= What needs to be done =
In the records below, find each line containing the word "name" and copy it.

= Exercise input =
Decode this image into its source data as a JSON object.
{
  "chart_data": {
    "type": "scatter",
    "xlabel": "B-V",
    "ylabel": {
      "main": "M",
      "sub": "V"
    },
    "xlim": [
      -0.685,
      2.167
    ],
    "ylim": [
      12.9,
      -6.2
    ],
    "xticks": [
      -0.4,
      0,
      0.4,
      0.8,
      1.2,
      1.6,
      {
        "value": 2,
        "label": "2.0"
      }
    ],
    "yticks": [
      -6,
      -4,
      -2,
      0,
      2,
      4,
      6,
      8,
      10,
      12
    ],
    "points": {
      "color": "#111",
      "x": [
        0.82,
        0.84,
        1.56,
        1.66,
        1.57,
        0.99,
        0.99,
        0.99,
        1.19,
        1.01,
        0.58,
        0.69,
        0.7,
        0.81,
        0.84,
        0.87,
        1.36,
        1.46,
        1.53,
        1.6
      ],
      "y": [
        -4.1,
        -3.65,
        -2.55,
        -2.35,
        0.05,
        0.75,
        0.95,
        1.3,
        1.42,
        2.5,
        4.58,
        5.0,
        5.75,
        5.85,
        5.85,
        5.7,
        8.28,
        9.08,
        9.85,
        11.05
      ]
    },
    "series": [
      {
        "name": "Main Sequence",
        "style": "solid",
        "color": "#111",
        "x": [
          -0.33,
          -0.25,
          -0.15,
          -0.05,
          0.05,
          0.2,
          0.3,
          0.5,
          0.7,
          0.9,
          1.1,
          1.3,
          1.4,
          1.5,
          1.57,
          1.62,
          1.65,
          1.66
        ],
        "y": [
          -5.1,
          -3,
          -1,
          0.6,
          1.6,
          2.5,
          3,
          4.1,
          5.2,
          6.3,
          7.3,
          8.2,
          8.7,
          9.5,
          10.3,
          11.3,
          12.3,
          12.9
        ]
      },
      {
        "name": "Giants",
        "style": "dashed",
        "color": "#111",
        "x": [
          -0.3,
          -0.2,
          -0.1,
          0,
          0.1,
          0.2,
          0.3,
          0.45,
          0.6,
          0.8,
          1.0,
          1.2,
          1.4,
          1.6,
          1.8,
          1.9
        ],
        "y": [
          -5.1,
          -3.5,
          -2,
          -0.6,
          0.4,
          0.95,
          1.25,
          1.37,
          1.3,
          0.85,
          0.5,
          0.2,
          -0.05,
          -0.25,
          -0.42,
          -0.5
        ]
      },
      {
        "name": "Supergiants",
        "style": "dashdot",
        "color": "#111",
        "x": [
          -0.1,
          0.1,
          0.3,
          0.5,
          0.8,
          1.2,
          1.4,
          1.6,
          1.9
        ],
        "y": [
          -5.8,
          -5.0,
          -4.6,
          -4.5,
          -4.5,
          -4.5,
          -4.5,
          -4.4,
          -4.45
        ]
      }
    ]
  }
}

= Written response =
        "name": "Main Sequence",
        "name": "Giants",
        "name": "Supergiants",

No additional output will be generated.